WHAT YOU HAVE TO DO:
All of the data should be repeated exactly; pictures are not part of the copy.

Dataset excerpts:

* * * * * * * * *

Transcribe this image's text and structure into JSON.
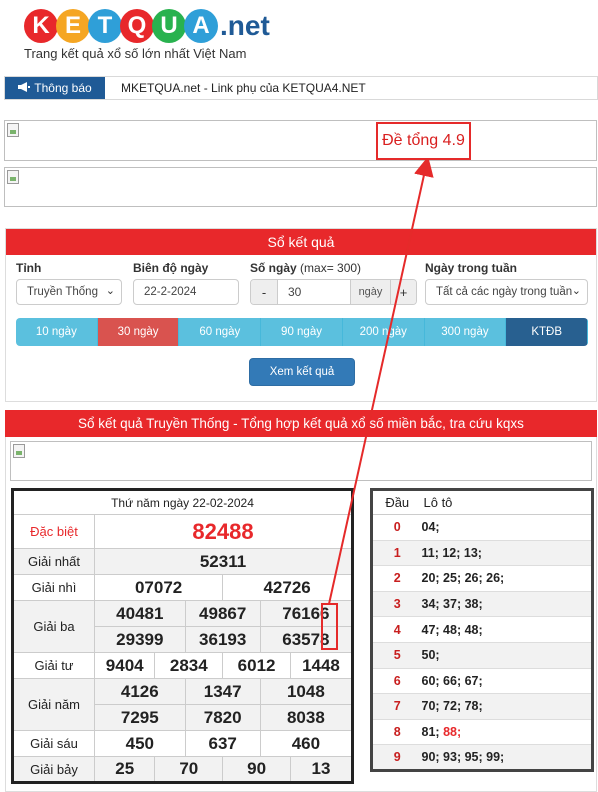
{
  "logo": {
    "letters": [
      "K",
      "E",
      "T",
      "Q",
      "U",
      "A"
    ],
    "suffix": ".net",
    "tagline": "Trang kết quả xổ số lớn nhất Việt Nam"
  },
  "notice": {
    "label": "Thông báo",
    "icon": "megaphone-icon",
    "text": "MKETQUA.net - Link phụ của KETQUA4.NET"
  },
  "annotation": {
    "text": "Đề tổng 4.9",
    "color": "#e52a2a"
  },
  "search": {
    "title": "Sổ kết quả",
    "province": {
      "label": "Tỉnh",
      "value": "Truyền Thống"
    },
    "range": {
      "label": "Biên độ ngày",
      "value": "22-2-2024"
    },
    "days": {
      "label": "Số ngày",
      "label_note": "(max= 300)",
      "minus": "-",
      "value": "30",
      "unit": "ngày",
      "plus": "+"
    },
    "weekday": {
      "label": "Ngày trong tuần",
      "value": "Tất cả các ngày trong tuần"
    },
    "quick_ranges": [
      "10 ngày",
      "30 ngày",
      "60 ngày",
      "90 ngày",
      "200 ngày",
      "300 ngày",
      "KTĐB"
    ],
    "active_range": "30 ngày",
    "view_button": "Xem kết quả"
  },
  "results": {
    "title": "Sổ kết quả Truyền Thống - Tổng hợp kết quả xổ số miền bắc, tra cứu kqxs",
    "date": "Thứ năm ngày 22-02-2024",
    "prizes": {
      "special": {
        "label": "Đặc biệt",
        "numbers": [
          "82488"
        ]
      },
      "first": {
        "label": "Giải nhất",
        "numbers": [
          "52311"
        ]
      },
      "second": {
        "label": "Giải nhì",
        "numbers": [
          "07072",
          "42726"
        ]
      },
      "third": {
        "label": "Giải ba",
        "numbers": [
          "40481",
          "49867",
          "76166",
          "29399",
          "36193",
          "63578"
        ]
      },
      "fourth": {
        "label": "Giải tư",
        "numbers": [
          "9404",
          "2834",
          "6012",
          "1448"
        ]
      },
      "fifth": {
        "label": "Giải năm",
        "numbers": [
          "4126",
          "1347",
          "1048",
          "7295",
          "7820",
          "8038"
        ]
      },
      "sixth": {
        "label": "Giải sáu",
        "numbers": [
          "450",
          "637",
          "460"
        ]
      },
      "seventh": {
        "label": "Giải bảy",
        "numbers": [
          "25",
          "70",
          "90",
          "13"
        ]
      }
    },
    "loto": {
      "headers": [
        "Đầu",
        "Lô tô"
      ],
      "rows": [
        {
          "head": "0",
          "values": "04;"
        },
        {
          "head": "1",
          "values": "11; 12; 13;"
        },
        {
          "head": "2",
          "values": "20; 25; 26; 26;"
        },
        {
          "head": "3",
          "values": "34; 37; 38;"
        },
        {
          "head": "4",
          "values": "47; 48; 48;"
        },
        {
          "head": "5",
          "values": "50;"
        },
        {
          "head": "6",
          "values": "60; 66; 67;"
        },
        {
          "head": "7",
          "values": "70; 72; 78;"
        },
        {
          "head": "8",
          "values": "81;",
          "highlight": "88;"
        },
        {
          "head": "9",
          "values": "90; 93; 95; 99;"
        }
      ]
    }
  }
}
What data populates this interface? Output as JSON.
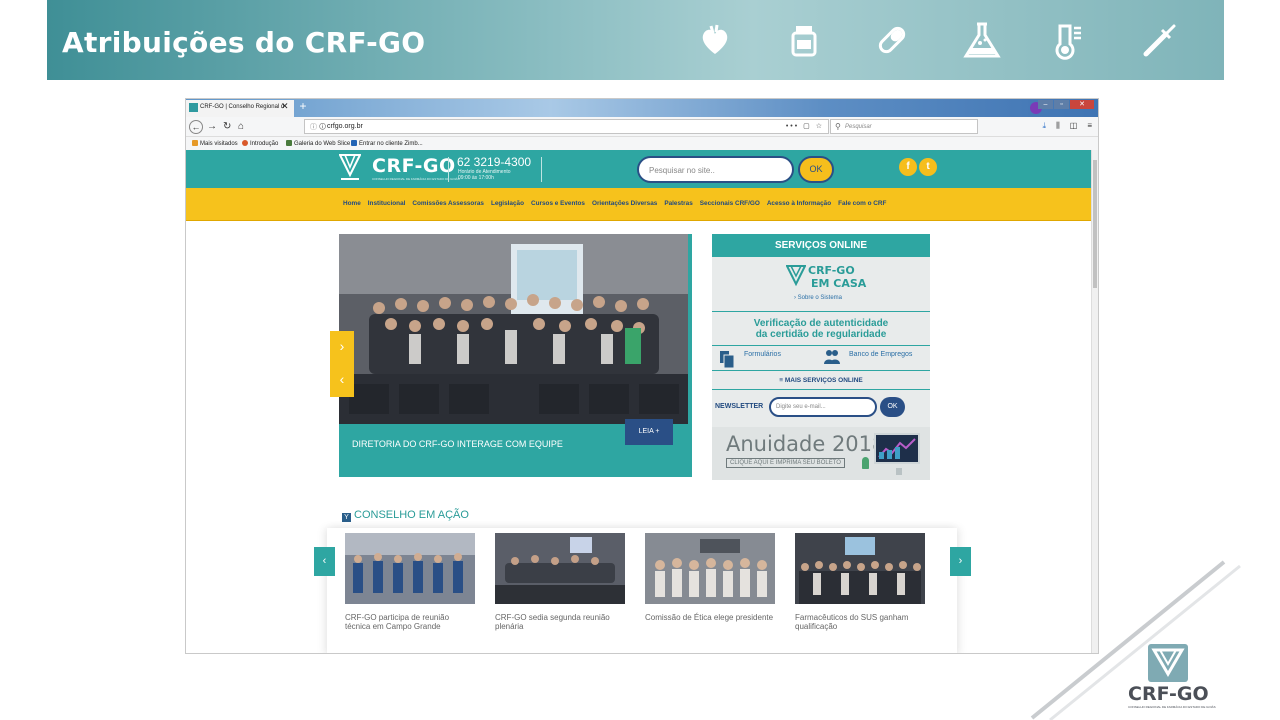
{
  "slide": {
    "title": "Atribuições do CRF-GO",
    "header_icons": [
      "heart-icon",
      "pill-bottle-icon",
      "capsule-icon",
      "flask-icon",
      "thermometer-icon",
      "pipette-icon"
    ]
  },
  "browser": {
    "tab_title": "CRF-GO | Conselho Regional d",
    "tab_close": "✕",
    "new_tab": "+",
    "url": "crfgo.org.br",
    "url_info": "ⓘ 🛈",
    "url_actions": "••• ▢ ☆",
    "search_placeholder": "Pesquisar",
    "bookmarks": [
      "Mais visitados",
      "Introdução",
      "Galeria do Web Slice",
      "Entrar no cliente Zimb..."
    ]
  },
  "site": {
    "brand": "CRF-GO",
    "brand_sub": "CONSELHO REGIONAL DE FARMÁCIA DO ESTADO DE GOIÁS",
    "phone": "62 3219-4300",
    "hours_label": "Horário de Atendimento",
    "hours": "09:00 às 17:00h",
    "search_placeholder": "Pesquisar no site..",
    "search_button": "OK",
    "social": [
      "f",
      "t"
    ],
    "menu": [
      "Home",
      "Institucional",
      "Comissões Assessoras",
      "Legislação",
      "Cursos e Eventos",
      "Orientações Diversas",
      "Palestras",
      "Seccionais CRF/GO",
      "Acesso à Informação",
      "Fale com o CRF"
    ],
    "hero": {
      "caption": "DIRETORIA DO CRF-GO INTERAGE COM EQUIPE",
      "read_more": "LEIA +",
      "next": "›",
      "prev": "‹"
    },
    "services": {
      "title": "SERVIÇOS ONLINE",
      "casa_line1": "CRF-GO",
      "casa_line2": "EM CASA",
      "casa_link": "› Sobre o Sistema",
      "verify_line1": "Verificação de autenticidade",
      "verify_line2": "da certidão de regularidade",
      "forms": "Formulários",
      "jobs": "Banco de Empregos",
      "more": "≡ MAIS SERVIÇOS ONLINE",
      "newsletter_label": "NEWSLETTER",
      "newsletter_placeholder": "Digite seu e-mail...",
      "newsletter_button": "OK",
      "annuity_title": "Anuidade 2018",
      "annuity_sub": "CLIQUE AQUI E IMPRIMA SEU BOLETO"
    },
    "council": {
      "title": "CONSELHO EM AÇÃO",
      "prev": "‹",
      "next": "›",
      "news": [
        {
          "text": "CRF-GO participa de reunião técnica em Campo Grande"
        },
        {
          "text": "CRF-GO sedia segunda reunião plenária"
        },
        {
          "text": "Comissão de Ética elege presidente"
        },
        {
          "text": "Farmacêuticos do SUS ganham qualificação"
        }
      ]
    }
  },
  "footer": {
    "brand": "CRF-GO",
    "brand_sub": "CONSELHO REGIONAL DE FARMÁCIA DO ESTADO DE GOIÁS"
  },
  "colors": {
    "teal": "#2ea6a2",
    "yellow": "#f6c21c",
    "navy": "#2a4f86"
  }
}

* * * * * * * * *

COMPLETED TASK:
Transcribe this image's text and structure into JSON.
{
  "logo": {
    "letters": [
      "K",
      "E",
      "T",
      "Q",
      "U",
      "A"
    ],
    "suffix": ".net",
    "tagline": "Trang kết quả xổ số lớn nhất Việt Nam"
  },
  "notice": {
    "label": "Thông báo",
    "icon": "megaphone-icon",
    "text": "MKETQUA.net - Link phụ của KETQUA4.NET"
  },
  "annotation": {
    "text": "Đề tổng 4.9",
    "color": "#e52a2a"
  },
  "search": {
    "title": "Sổ kết quả",
    "province": {
      "label": "Tỉnh",
      "value": "Truyền Thống"
    },
    "range": {
      "label": "Biên độ ngày",
      "value": "22-2-2024"
    },
    "days": {
      "label": "Số ngày",
      "label_note": "(max= 300)",
      "minus": "-",
      "value": "30",
      "unit": "ngày",
      "plus": "+"
    },
    "weekday": {
      "label": "Ngày trong tuần",
      "value": "Tất cả các ngày trong tuần"
    },
    "quick_ranges": [
      "10 ngày",
      "30 ngày",
      "60 ngày",
      "90 ngày",
      "200 ngày",
      "300 ngày",
      "KTĐB"
    ],
    "active_range": "30 ngày",
    "view_button": "Xem kết quả"
  },
  "results": {
    "title": "Sổ kết quả Truyền Thống - Tổng hợp kết quả xổ số miền bắc, tra cứu kqxs",
    "date": "Thứ năm ngày 22-02-2024",
    "prizes": {
      "special": {
        "label": "Đặc biệt",
        "numbers": [
          "82488"
        ]
      },
      "first": {
        "label": "Giải nhất",
        "numbers": [
          "52311"
        ]
      },
      "second": {
        "label": "Giải nhì",
        "numbers": [
          "07072",
          "42726"
        ]
      },
      "third": {
        "label": "Giải ba",
        "numbers": [
          "40481",
          "49867",
          "76166",
          "29399",
          "36193",
          "63578"
        ]
      },
      "fourth": {
        "label": "Giải tư",
        "numbers": [
          "9404",
          "2834",
          "6012",
          "1448"
        ]
      },
      "fifth": {
        "label": "Giải năm",
        "numbers": [
          "4126",
          "1347",
          "1048",
          "7295",
          "7820",
          "8038"
        ]
      },
      "sixth": {
        "label": "Giải sáu",
        "numbers": [
          "450",
          "637",
          "460"
        ]
      },
      "seventh": {
        "label": "Giải bảy",
        "numbers": [
          "25",
          "70",
          "90",
          "13"
        ]
      }
    },
    "loto": {
      "headers": [
        "Đầu",
        "Lô tô"
      ],
      "rows": [
        {
          "head": "0",
          "values": "04;"
        },
        {
          "head": "1",
          "values": "11; 12; 13;"
        },
        {
          "head": "2",
          "values": "20; 25; 26; 26;"
        },
        {
          "head": "3",
          "values": "34; 37; 38;"
        },
        {
          "head": "4",
          "values": "47; 48; 48;"
        },
        {
          "head": "5",
          "values": "50;"
        },
        {
          "head": "6",
          "values": "60; 66; 67;"
        },
        {
          "head": "7",
          "values": "70; 72; 78;"
        },
        {
          "head": "8",
          "values": "81;",
          "highlight": "88;"
        },
        {
          "head": "9",
          "values": "90; 93; 95; 99;"
        }
      ]
    }
  }
}
What data populates this interface? Output as JSON.
{
  "slide": {
    "title": "Atribuições do CRF-GO",
    "header_icons": [
      "heart-icon",
      "pill-bottle-icon",
      "capsule-icon",
      "flask-icon",
      "thermometer-icon",
      "pipette-icon"
    ]
  },
  "browser": {
    "tab_title": "CRF-GO | Conselho Regional d",
    "tab_close": "✕",
    "new_tab": "+",
    "url": "crfgo.org.br",
    "url_info": "ⓘ 🛈",
    "url_actions": "••• ▢ ☆",
    "search_placeholder": "Pesquisar",
    "bookmarks": [
      "Mais visitados",
      "Introdução",
      "Galeria do Web Slice",
      "Entrar no cliente Zimb..."
    ]
  },
  "site": {
    "brand": "CRF-GO",
    "brand_sub": "CONSELHO REGIONAL DE FARMÁCIA DO ESTADO DE GOIÁS",
    "phone": "62 3219-4300",
    "hours_label": "Horário de Atendimento",
    "hours": "09:00 às 17:00h",
    "search_placeholder": "Pesquisar no site..",
    "search_button": "OK",
    "social": [
      "f",
      "t"
    ],
    "menu": [
      "Home",
      "Institucional",
      "Comissões Assessoras",
      "Legislação",
      "Cursos e Eventos",
      "Orientações Diversas",
      "Palestras",
      "Seccionais CRF/GO",
      "Acesso à Informação",
      "Fale com o CRF"
    ],
    "hero": {
      "caption": "DIRETORIA DO CRF-GO INTERAGE COM EQUIPE",
      "read_more": "LEIA +",
      "next": "›",
      "prev": "‹"
    },
    "services": {
      "title": "SERVIÇOS ONLINE",
      "casa_line1": "CRF-GO",
      "casa_line2": "EM CASA",
      "casa_link": "› Sobre o Sistema",
      "verify_line1": "Verificação de autenticidade",
      "verify_line2": "da certidão de regularidade",
      "forms": "Formulários",
      "jobs": "Banco de Empregos",
      "more": "≡ MAIS SERVIÇOS ONLINE",
      "newsletter_label": "NEWSLETTER",
      "newsletter_placeholder": "Digite seu e-mail...",
      "newsletter_button": "OK",
      "annuity_title": "Anuidade 2018",
      "annuity_sub": "CLIQUE AQUI E IMPRIMA SEU BOLETO"
    },
    "council": {
      "title": "CONSELHO EM AÇÃO",
      "prev": "‹",
      "next": "›",
      "news": [
        {
          "text": "CRF-GO participa de reunião técnica em Campo Grande"
        },
        {
          "text": "CRF-GO sedia segunda reunião plenária"
        },
        {
          "text": "Comissão de Ética elege presidente"
        },
        {
          "text": "Farmacêuticos do SUS ganham qualificação"
        }
      ]
    }
  },
  "footer": {
    "brand": "CRF-GO",
    "brand_sub": "CONSELHO REGIONAL DE FARMÁCIA DO ESTADO DE GOIÁS"
  },
  "colors": {
    "teal": "#2ea6a2",
    "yellow": "#f6c21c",
    "navy": "#2a4f86"
  }
}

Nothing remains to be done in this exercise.